[Stored data]

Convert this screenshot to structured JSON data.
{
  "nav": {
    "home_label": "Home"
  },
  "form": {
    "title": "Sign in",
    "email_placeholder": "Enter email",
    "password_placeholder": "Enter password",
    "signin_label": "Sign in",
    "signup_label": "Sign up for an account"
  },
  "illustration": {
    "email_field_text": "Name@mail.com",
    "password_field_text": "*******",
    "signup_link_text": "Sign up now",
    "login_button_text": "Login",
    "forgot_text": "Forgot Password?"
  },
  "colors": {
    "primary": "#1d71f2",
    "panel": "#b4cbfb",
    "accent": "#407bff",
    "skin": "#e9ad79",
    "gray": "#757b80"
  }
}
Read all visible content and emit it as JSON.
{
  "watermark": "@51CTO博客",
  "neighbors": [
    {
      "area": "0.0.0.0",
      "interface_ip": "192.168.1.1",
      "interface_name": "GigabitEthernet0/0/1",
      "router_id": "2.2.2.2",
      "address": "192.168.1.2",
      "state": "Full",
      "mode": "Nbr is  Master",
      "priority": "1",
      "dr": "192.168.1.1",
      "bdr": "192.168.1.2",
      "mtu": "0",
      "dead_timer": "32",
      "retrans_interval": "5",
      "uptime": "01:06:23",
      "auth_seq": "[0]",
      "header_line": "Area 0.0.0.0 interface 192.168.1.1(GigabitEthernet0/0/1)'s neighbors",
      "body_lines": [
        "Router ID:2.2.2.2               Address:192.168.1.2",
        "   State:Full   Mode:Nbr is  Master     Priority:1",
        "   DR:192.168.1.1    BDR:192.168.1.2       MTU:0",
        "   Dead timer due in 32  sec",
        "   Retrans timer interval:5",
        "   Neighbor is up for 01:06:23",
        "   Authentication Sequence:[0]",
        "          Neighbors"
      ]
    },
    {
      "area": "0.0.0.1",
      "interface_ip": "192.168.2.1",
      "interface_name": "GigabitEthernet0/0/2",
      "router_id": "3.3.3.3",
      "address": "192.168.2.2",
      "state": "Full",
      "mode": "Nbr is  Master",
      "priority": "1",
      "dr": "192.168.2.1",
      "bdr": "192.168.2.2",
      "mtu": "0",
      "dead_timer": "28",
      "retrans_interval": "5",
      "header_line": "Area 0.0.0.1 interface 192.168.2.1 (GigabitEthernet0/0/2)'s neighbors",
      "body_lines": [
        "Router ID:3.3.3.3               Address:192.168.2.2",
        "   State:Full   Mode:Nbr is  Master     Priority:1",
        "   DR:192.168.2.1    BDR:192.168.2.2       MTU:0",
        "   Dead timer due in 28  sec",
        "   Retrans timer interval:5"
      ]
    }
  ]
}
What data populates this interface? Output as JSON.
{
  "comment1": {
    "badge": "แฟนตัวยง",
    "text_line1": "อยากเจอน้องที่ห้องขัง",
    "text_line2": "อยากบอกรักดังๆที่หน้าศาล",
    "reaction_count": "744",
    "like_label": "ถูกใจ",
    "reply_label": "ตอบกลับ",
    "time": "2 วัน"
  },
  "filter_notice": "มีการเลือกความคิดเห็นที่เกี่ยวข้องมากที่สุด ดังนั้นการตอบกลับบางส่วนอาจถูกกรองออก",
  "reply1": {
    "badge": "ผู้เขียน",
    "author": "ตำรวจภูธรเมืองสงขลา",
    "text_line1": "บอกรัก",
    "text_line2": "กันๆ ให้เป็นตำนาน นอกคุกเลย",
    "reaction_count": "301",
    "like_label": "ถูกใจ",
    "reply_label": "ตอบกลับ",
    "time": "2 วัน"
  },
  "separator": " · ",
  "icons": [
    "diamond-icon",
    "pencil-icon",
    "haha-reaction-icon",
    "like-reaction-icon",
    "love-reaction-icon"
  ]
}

Task statement:
Make an exact copy of the listing, including every line.

Answer to this task:
Convert this screenshot to structured JSON data.
{
  "nav": {
    "home_label": "Home"
  },
  "form": {
    "title": "Sign in",
    "email_placeholder": "Enter email",
    "password_placeholder": "Enter password",
    "signin_label": "Sign in",
    "signup_label": "Sign up for an account"
  },
  "illustration": {
    "email_field_text": "Name@mail.com",
    "password_field_text": "*******",
    "signup_link_text": "Sign up now",
    "login_button_text": "Login",
    "forgot_text": "Forgot Password?"
  },
  "colors": {
    "primary": "#1d71f2",
    "panel": "#b4cbfb",
    "accent": "#407bff",
    "skin": "#e9ad79",
    "gray": "#757b80"
  }
}
Read all visible content and emit it as JSON.
{
  "watermark": "@51CTO博客",
  "neighbors": [
    {
      "area": "0.0.0.0",
      "interface_ip": "192.168.1.1",
      "interface_name": "GigabitEthernet0/0/1",
      "router_id": "2.2.2.2",
      "address": "192.168.1.2",
      "state": "Full",
      "mode": "Nbr is  Master",
      "priority": "1",
      "dr": "192.168.1.1",
      "bdr": "192.168.1.2",
      "mtu": "0",
      "dead_timer": "32",
      "retrans_interval": "5",
      "uptime": "01:06:23",
      "auth_seq": "[0]",
      "header_line": "Area 0.0.0.0 interface 192.168.1.1(GigabitEthernet0/0/1)'s neighbors",
      "body_lines": [
        "Router ID:2.2.2.2               Address:192.168.1.2",
        "   State:Full   Mode:Nbr is  Master     Priority:1",
        "   DR:192.168.1.1    BDR:192.168.1.2       MTU:0",
        "   Dead timer due in 32  sec",
        "   Retrans timer interval:5",
        "   Neighbor is up for 01:06:23",
        "   Authentication Sequence:[0]",
        "          Neighbors"
      ]
    },
    {
      "area": "0.0.0.1",
      "interface_ip": "192.168.2.1",
      "interface_name": "GigabitEthernet0/0/2",
      "router_id": "3.3.3.3",
      "address": "192.168.2.2",
      "state": "Full",
      "mode": "Nbr is  Master",
      "priority": "1",
      "dr": "192.168.2.1",
      "bdr": "192.168.2.2",
      "mtu": "0",
      "dead_timer": "28",
      "retrans_interval": "5",
      "header_line": "Area 0.0.0.1 interface 192.168.2.1 (GigabitEthernet0/0/2)'s neighbors",
      "body_lines": [
        "Router ID:3.3.3.3               Address:192.168.2.2",
        "   State:Full   Mode:Nbr is  Master     Priority:1",
        "   DR:192.168.2.1    BDR:192.168.2.2       MTU:0",
        "   Dead timer due in 28  sec",
        "   Retrans timer interval:5"
      ]
    }
  ]
}
What data populates this interface? Output as JSON.
{
  "comment1": {
    "badge": "แฟนตัวยง",
    "text_line1": "อยากเจอน้องที่ห้องขัง",
    "text_line2": "อยากบอกรักดังๆที่หน้าศาล",
    "reaction_count": "744",
    "like_label": "ถูกใจ",
    "reply_label": "ตอบกลับ",
    "time": "2 วัน"
  },
  "filter_notice": "มีการเลือกความคิดเห็นที่เกี่ยวข้องมากที่สุด ดังนั้นการตอบกลับบางส่วนอาจถูกกรองออก",
  "reply1": {
    "badge": "ผู้เขียน",
    "author": "ตำรวจภูธรเมืองสงขลา",
    "text_line1": "บอกรัก",
    "text_line2": "กันๆ ให้เป็นตำนาน นอกคุกเลย",
    "reaction_count": "301",
    "like_label": "ถูกใจ",
    "reply_label": "ตอบกลับ",
    "time": "2 วัน"
  },
  "separator": " · ",
  "icons": [
    "diamond-icon",
    "pencil-icon",
    "haha-reaction-icon",
    "like-reaction-icon",
    "love-reaction-icon"
  ]
}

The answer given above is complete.